STATED EXERCISE — Pick out each line of the records that includes the string "Pérdida", and copy it.

INFORMATION SUPPLIED —
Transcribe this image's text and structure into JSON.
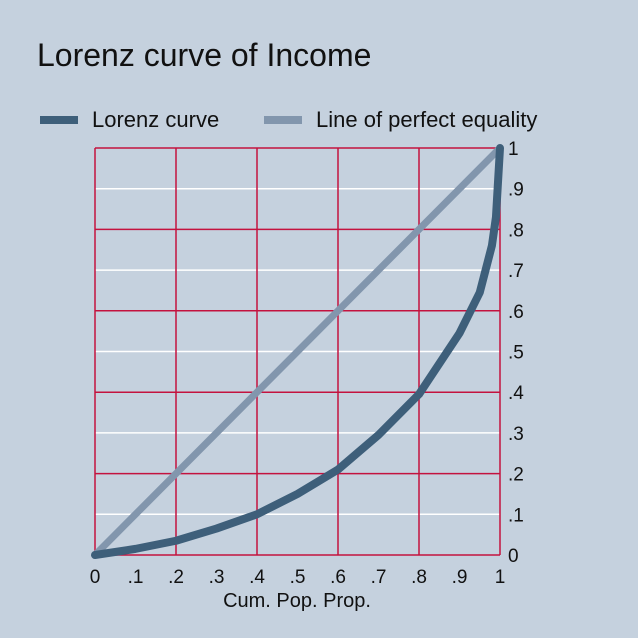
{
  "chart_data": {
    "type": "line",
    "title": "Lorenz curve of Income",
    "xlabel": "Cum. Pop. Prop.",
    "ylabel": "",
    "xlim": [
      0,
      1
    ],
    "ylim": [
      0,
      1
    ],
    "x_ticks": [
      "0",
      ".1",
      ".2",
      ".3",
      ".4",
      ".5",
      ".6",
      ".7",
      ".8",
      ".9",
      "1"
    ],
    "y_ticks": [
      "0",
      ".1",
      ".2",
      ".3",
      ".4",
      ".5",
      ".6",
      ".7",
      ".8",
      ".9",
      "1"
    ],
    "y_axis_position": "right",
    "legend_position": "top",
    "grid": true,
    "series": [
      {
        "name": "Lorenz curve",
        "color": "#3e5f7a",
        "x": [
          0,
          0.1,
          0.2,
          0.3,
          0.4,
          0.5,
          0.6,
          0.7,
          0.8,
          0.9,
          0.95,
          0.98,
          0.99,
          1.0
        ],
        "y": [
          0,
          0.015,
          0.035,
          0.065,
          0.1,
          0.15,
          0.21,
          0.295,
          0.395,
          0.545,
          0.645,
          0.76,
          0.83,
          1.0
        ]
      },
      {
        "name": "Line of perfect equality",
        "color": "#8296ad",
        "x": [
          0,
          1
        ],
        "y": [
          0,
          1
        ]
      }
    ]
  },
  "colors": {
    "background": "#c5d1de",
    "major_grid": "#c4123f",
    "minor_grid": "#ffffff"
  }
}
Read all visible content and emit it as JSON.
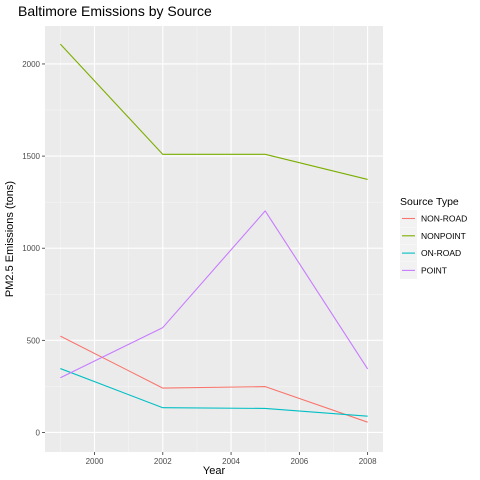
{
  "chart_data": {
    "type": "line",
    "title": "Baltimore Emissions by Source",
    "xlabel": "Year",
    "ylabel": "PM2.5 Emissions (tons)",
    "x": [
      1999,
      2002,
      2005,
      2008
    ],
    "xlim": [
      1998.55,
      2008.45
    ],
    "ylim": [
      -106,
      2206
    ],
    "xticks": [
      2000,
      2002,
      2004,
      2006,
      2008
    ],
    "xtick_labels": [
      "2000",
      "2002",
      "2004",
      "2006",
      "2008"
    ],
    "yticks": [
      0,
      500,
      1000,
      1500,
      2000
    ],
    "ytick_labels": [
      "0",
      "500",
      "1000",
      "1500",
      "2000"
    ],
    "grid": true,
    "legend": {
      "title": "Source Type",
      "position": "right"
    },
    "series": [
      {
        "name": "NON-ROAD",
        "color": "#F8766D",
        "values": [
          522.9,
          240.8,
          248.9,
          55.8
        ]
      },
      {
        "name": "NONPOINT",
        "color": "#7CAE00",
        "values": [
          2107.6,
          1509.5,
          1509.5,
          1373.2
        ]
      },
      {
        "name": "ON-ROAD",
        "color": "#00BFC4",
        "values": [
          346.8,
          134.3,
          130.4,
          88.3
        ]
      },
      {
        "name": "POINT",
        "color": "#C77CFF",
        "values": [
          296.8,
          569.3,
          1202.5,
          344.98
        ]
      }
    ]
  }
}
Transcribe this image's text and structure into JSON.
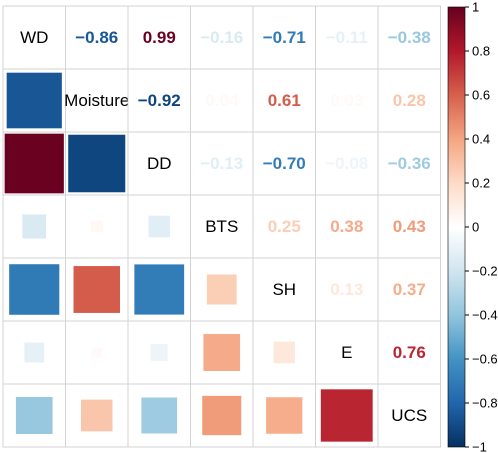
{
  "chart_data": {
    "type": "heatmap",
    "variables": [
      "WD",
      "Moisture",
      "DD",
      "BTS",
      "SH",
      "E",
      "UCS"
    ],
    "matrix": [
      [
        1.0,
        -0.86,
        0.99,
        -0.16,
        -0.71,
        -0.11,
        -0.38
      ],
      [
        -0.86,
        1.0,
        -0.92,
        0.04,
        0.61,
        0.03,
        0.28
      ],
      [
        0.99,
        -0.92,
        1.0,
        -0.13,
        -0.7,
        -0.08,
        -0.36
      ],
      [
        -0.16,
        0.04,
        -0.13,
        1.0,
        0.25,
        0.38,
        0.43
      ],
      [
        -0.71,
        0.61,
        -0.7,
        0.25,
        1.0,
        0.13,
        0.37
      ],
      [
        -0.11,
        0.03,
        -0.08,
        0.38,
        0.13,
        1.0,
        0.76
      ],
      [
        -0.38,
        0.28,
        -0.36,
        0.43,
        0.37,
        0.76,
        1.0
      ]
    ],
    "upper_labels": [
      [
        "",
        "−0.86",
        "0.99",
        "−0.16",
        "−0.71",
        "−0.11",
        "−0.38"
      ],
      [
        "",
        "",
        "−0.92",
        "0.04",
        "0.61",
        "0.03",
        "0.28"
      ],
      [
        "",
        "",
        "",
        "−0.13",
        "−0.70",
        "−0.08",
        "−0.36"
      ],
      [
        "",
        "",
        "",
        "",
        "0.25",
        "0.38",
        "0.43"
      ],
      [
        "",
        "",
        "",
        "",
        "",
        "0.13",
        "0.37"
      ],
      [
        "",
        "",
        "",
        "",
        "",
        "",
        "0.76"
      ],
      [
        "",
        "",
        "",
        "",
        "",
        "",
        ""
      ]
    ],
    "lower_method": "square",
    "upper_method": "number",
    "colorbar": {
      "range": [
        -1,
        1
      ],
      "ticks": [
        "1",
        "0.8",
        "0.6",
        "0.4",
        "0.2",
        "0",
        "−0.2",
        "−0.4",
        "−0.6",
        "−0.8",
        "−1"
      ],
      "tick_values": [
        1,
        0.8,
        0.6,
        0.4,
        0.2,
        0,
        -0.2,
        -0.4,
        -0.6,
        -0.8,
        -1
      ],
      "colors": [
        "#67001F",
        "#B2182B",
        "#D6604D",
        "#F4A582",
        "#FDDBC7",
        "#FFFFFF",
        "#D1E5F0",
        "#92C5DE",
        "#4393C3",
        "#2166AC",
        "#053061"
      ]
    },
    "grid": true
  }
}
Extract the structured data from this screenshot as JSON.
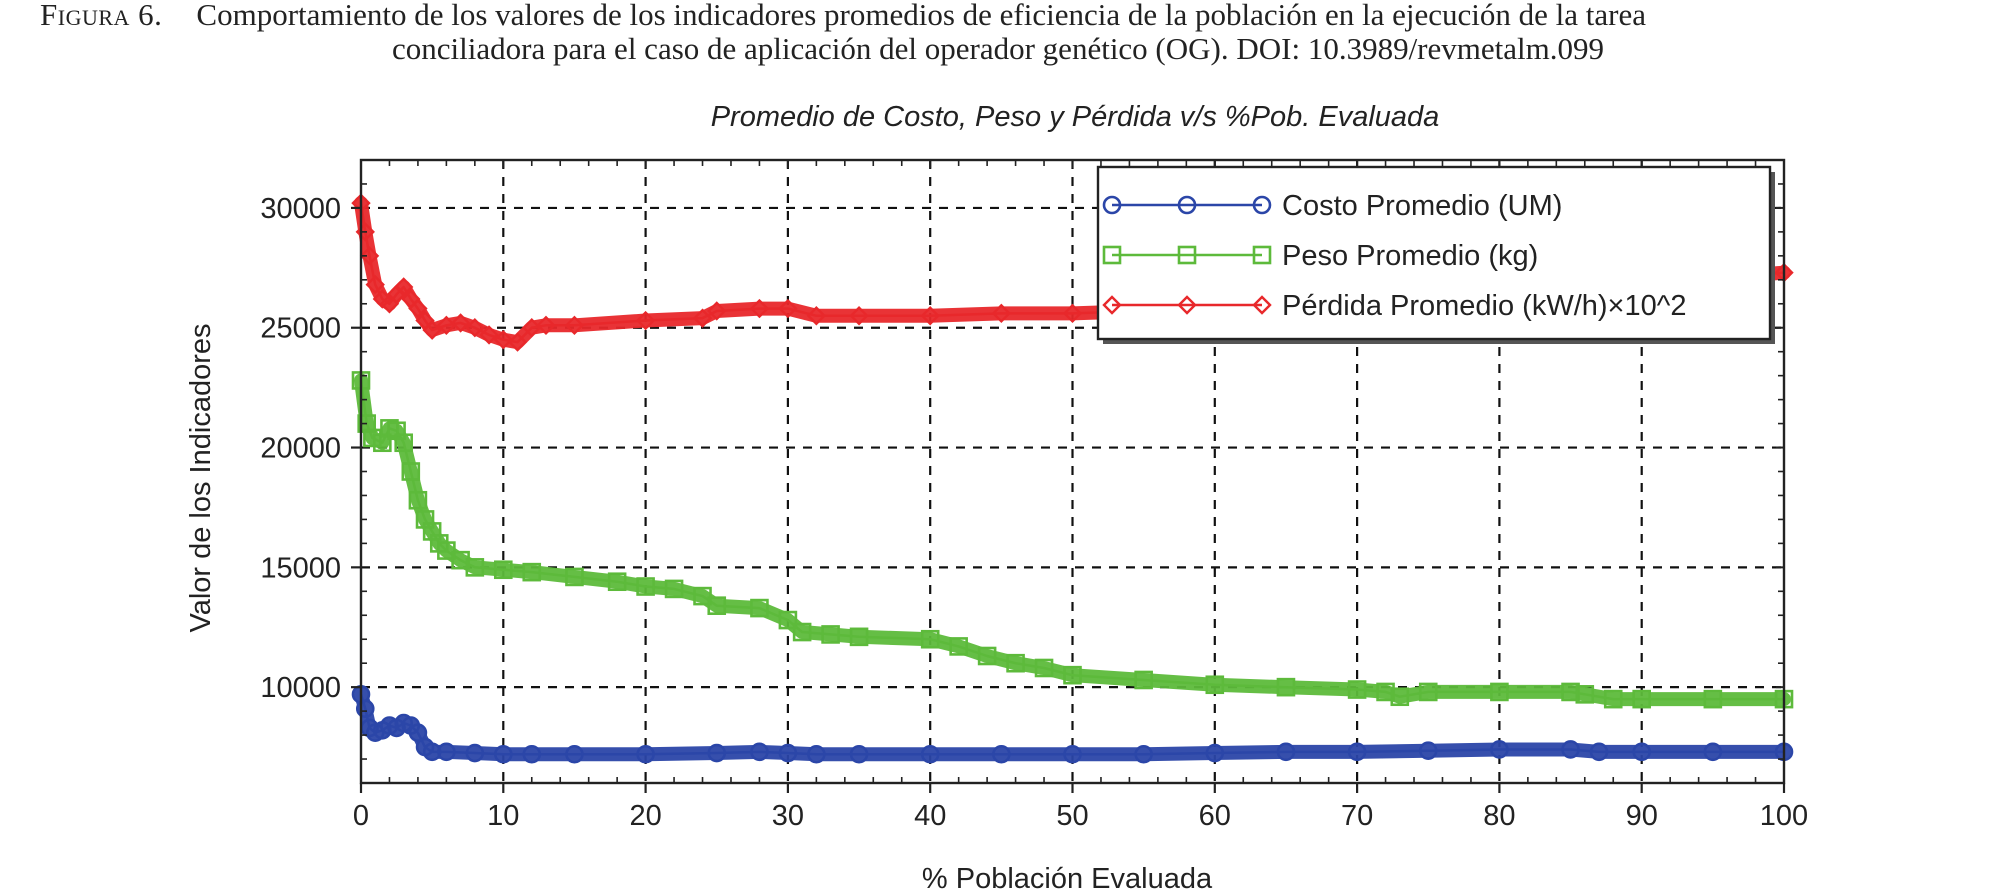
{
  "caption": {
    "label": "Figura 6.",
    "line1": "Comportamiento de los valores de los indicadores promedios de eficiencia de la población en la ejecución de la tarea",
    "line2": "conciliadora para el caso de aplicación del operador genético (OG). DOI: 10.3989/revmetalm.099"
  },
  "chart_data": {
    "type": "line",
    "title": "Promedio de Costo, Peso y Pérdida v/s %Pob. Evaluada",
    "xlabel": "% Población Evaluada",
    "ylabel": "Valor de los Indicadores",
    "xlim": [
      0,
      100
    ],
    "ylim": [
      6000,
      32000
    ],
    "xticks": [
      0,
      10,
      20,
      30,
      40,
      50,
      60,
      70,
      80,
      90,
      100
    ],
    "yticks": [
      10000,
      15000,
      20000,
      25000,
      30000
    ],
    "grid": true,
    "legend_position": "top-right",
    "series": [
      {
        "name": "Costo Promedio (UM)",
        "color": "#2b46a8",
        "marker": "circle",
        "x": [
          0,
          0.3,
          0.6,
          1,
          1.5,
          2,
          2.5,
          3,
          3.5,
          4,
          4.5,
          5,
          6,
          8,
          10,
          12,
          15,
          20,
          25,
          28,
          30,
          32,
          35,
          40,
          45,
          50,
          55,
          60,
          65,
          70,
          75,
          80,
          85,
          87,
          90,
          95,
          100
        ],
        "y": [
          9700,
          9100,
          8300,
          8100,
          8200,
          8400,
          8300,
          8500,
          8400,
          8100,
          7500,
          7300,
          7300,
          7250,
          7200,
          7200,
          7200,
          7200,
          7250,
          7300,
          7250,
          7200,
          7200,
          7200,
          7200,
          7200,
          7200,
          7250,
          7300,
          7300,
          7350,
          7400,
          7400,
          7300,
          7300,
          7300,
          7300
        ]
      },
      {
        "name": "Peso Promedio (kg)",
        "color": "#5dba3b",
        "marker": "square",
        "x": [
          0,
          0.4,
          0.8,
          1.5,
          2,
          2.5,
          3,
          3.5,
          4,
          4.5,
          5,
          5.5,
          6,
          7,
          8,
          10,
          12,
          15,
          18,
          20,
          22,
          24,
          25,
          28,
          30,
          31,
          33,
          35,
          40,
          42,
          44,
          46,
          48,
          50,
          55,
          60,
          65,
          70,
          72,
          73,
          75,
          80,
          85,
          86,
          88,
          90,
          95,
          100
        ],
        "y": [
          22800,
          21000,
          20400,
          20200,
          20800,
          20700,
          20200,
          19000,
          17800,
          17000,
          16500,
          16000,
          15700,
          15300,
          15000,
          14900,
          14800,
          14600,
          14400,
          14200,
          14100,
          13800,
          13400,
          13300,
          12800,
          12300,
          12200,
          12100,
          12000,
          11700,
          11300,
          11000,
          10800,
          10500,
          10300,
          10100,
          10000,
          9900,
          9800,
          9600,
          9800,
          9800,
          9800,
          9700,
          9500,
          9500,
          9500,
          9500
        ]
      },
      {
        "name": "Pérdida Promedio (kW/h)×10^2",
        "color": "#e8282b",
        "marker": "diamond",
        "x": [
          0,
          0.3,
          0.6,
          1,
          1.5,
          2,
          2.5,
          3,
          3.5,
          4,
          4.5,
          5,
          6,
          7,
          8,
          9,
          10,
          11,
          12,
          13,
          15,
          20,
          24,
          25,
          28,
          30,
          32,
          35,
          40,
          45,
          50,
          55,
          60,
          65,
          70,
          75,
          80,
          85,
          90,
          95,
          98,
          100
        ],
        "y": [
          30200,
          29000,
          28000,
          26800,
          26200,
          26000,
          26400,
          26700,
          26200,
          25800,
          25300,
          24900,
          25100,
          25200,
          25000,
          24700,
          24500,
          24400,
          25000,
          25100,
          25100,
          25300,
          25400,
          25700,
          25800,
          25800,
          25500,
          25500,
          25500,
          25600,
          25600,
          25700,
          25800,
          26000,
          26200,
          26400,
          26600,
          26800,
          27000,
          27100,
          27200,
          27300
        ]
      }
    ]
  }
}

TASK RESULT —
    "title": "Promedio de Costo, Peso y Pérdida v/s %Pob. Evaluada",
        "name": "Pérdida Promedio (kW/h)×10^2",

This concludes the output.